Given data |

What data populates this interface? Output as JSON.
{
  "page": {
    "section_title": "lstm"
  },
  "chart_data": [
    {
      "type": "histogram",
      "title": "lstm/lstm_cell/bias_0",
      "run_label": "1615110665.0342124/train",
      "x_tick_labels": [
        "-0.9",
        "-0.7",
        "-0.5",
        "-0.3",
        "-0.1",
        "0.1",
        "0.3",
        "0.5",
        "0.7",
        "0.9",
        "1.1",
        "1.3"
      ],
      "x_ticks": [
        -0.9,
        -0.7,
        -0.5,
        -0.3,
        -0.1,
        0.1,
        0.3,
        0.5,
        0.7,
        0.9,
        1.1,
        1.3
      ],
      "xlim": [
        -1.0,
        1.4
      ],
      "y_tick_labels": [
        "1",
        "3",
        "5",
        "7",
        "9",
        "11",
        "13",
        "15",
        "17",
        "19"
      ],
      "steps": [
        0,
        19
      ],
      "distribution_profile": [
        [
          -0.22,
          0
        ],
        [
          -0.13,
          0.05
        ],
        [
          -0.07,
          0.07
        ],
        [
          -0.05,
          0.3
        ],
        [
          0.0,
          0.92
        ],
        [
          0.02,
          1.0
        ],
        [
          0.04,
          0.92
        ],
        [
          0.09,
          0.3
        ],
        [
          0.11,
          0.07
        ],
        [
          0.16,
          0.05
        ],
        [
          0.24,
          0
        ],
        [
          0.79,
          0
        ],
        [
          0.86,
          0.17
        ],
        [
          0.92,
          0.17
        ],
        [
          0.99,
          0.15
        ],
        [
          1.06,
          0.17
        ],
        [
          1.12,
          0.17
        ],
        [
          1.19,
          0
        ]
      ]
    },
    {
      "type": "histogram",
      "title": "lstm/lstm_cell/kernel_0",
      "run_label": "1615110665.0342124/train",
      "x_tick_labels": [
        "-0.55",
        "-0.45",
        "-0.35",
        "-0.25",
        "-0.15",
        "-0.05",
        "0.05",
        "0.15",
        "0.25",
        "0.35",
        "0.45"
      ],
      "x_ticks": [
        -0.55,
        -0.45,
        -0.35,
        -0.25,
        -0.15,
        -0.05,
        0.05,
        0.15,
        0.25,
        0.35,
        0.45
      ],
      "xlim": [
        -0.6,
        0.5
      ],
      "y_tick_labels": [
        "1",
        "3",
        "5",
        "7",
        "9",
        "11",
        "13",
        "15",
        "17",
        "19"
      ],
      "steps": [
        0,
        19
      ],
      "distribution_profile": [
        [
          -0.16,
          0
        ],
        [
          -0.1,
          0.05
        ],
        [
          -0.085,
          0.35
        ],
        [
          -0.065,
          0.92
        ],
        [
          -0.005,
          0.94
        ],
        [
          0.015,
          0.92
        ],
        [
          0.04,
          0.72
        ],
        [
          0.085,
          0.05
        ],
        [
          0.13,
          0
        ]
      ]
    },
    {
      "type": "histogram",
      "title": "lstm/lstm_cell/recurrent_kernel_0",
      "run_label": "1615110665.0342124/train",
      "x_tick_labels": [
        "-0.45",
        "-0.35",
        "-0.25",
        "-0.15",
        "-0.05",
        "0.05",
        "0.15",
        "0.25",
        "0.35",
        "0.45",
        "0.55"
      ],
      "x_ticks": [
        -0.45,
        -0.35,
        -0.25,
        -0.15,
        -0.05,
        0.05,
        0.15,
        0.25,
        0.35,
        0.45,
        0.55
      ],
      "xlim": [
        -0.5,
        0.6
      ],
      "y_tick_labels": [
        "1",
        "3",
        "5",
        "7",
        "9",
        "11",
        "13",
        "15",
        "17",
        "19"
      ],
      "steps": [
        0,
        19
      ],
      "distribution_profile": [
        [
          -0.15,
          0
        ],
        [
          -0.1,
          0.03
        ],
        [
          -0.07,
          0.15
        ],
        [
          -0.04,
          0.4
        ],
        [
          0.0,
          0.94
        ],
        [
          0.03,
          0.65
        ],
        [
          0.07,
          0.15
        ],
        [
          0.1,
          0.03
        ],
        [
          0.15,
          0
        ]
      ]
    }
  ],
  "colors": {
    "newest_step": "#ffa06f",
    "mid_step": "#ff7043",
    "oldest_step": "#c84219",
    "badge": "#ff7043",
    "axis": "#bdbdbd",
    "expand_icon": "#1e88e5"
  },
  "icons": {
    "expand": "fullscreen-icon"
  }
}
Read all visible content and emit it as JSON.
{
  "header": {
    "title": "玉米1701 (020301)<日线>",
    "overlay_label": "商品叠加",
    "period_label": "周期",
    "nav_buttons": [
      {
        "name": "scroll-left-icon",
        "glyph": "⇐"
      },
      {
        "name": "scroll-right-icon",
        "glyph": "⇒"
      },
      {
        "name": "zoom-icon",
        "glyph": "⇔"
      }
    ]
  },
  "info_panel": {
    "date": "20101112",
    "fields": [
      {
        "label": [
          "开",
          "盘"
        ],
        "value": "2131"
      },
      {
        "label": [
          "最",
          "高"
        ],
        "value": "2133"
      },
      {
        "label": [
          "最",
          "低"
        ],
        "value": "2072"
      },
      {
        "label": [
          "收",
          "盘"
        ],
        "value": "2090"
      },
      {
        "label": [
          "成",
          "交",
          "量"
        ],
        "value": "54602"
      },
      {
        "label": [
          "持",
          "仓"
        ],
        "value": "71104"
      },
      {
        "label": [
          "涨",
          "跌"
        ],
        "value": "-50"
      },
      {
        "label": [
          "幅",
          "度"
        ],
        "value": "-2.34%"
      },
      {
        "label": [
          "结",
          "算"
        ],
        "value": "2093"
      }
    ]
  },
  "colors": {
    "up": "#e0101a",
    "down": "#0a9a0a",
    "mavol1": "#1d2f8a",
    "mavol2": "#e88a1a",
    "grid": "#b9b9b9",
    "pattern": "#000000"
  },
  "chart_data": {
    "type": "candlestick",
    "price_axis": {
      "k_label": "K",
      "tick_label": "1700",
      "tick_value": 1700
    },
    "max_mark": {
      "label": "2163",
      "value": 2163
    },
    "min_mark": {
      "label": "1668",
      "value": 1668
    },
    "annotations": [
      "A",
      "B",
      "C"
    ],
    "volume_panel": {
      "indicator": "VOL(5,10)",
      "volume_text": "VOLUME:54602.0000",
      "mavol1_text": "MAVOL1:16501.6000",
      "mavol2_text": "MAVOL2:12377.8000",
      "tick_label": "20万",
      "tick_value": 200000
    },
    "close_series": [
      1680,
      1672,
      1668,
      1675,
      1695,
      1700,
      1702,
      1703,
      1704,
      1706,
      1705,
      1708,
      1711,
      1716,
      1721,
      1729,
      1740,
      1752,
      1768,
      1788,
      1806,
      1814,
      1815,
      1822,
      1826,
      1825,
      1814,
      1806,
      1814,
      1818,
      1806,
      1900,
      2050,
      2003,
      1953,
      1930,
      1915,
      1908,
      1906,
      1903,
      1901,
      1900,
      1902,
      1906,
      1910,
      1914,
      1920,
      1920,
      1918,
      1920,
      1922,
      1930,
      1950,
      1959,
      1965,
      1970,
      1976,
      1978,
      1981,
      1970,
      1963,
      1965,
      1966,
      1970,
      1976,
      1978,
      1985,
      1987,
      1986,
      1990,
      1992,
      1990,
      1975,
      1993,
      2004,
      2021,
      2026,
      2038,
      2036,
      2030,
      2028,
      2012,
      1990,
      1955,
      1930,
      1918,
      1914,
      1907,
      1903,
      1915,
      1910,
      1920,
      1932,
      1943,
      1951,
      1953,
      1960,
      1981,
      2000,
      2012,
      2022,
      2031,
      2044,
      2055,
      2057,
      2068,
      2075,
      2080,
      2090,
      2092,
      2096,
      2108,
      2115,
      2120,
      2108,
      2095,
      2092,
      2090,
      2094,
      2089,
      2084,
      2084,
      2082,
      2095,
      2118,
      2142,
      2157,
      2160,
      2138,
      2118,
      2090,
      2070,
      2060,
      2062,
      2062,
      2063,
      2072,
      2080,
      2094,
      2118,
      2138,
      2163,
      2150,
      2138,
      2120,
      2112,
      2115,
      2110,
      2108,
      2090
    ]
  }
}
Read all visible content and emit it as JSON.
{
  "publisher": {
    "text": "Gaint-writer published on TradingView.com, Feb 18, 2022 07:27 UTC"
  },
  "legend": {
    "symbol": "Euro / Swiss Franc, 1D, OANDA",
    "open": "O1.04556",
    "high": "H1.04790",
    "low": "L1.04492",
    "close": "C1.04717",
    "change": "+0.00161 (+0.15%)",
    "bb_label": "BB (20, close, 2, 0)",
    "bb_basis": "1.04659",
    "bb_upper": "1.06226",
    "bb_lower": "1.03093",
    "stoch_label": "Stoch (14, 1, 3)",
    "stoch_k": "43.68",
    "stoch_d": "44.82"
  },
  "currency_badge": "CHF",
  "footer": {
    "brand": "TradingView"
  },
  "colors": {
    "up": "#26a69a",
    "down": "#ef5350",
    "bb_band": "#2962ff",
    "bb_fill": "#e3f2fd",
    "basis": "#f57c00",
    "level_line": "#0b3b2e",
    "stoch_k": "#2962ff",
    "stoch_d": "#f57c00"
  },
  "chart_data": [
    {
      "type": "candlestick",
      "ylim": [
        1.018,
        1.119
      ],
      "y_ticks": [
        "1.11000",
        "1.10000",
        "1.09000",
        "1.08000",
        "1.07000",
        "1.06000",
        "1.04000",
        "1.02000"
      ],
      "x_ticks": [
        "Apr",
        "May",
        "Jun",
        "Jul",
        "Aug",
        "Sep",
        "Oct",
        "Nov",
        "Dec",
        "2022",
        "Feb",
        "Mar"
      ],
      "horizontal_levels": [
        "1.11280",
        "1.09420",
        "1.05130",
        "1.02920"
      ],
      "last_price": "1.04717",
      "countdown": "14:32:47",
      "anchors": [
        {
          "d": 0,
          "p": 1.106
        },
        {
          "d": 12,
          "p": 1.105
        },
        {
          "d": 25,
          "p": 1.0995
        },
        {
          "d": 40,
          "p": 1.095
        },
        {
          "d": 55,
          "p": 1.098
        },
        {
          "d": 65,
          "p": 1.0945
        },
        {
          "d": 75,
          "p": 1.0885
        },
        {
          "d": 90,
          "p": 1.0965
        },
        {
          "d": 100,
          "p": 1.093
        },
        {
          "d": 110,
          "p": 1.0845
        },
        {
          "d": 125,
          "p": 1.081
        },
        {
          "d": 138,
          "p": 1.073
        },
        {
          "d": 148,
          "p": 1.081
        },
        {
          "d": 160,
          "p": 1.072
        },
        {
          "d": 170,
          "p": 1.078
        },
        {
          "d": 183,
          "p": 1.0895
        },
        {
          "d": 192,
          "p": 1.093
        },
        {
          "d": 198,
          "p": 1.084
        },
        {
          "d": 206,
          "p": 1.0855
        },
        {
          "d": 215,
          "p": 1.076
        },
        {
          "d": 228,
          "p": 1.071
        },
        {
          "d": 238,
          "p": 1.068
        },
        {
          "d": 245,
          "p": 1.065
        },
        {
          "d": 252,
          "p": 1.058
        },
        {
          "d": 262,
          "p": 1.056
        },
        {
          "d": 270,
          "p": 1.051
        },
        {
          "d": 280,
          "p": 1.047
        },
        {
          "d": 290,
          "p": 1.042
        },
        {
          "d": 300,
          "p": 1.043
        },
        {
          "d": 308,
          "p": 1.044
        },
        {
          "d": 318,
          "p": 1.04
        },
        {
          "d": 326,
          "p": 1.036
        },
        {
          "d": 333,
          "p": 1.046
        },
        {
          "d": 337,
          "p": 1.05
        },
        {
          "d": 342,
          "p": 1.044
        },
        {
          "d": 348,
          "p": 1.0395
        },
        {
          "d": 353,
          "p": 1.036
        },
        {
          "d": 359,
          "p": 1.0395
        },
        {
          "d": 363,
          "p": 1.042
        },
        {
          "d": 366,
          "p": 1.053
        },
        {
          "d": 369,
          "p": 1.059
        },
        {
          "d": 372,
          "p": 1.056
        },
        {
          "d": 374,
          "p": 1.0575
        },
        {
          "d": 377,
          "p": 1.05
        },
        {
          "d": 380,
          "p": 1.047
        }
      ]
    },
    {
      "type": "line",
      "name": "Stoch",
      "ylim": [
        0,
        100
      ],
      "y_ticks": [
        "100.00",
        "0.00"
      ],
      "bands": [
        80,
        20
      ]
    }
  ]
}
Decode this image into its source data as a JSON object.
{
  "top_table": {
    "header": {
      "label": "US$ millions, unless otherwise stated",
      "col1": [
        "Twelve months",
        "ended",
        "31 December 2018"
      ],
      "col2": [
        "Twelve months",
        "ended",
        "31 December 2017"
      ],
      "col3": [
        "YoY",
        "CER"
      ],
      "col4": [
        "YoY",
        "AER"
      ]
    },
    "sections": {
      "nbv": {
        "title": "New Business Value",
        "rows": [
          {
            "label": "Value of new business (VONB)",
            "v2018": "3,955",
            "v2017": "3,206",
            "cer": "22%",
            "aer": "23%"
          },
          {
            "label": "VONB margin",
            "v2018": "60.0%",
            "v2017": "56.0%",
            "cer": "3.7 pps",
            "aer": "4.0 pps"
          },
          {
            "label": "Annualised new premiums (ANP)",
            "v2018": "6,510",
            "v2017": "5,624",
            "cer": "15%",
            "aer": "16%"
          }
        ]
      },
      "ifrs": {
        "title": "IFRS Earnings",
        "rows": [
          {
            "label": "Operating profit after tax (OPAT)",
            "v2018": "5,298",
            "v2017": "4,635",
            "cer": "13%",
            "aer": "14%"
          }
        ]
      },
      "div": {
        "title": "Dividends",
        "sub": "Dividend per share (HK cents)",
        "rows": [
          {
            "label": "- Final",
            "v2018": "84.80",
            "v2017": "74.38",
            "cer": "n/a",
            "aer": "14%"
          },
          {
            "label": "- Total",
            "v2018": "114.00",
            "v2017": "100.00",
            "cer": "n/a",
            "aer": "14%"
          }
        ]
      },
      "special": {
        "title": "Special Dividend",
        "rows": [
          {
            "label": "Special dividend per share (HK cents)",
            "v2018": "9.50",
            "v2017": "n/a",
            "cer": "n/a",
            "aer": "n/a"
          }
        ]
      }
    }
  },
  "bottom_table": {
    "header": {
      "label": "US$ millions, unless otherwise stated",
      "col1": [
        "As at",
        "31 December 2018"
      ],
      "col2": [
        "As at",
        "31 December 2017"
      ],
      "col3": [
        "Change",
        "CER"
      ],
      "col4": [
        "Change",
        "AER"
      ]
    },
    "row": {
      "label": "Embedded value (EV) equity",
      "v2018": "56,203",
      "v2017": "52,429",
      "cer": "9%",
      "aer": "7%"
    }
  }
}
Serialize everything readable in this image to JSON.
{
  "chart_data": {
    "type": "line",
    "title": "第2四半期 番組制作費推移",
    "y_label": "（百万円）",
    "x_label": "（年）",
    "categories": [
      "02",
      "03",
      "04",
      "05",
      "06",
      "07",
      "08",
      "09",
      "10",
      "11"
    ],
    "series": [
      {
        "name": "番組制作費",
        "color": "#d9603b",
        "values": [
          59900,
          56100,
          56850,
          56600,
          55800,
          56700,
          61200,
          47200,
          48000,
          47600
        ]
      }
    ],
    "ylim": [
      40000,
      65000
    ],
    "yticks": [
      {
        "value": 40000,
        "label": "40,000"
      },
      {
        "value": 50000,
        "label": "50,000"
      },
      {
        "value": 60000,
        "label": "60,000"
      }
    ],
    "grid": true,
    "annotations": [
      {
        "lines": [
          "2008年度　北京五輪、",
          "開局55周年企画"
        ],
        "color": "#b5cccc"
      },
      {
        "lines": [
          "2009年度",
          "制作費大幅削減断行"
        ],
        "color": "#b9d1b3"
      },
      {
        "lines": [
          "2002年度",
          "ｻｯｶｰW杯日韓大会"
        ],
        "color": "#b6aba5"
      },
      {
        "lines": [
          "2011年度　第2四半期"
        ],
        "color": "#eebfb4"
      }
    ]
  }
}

Exercise objective | Your task is to gather every line with the word "scroll" and copy it.

Solution below |
        "name": "scroll-left-icon",
        "name": "scroll-right-icon",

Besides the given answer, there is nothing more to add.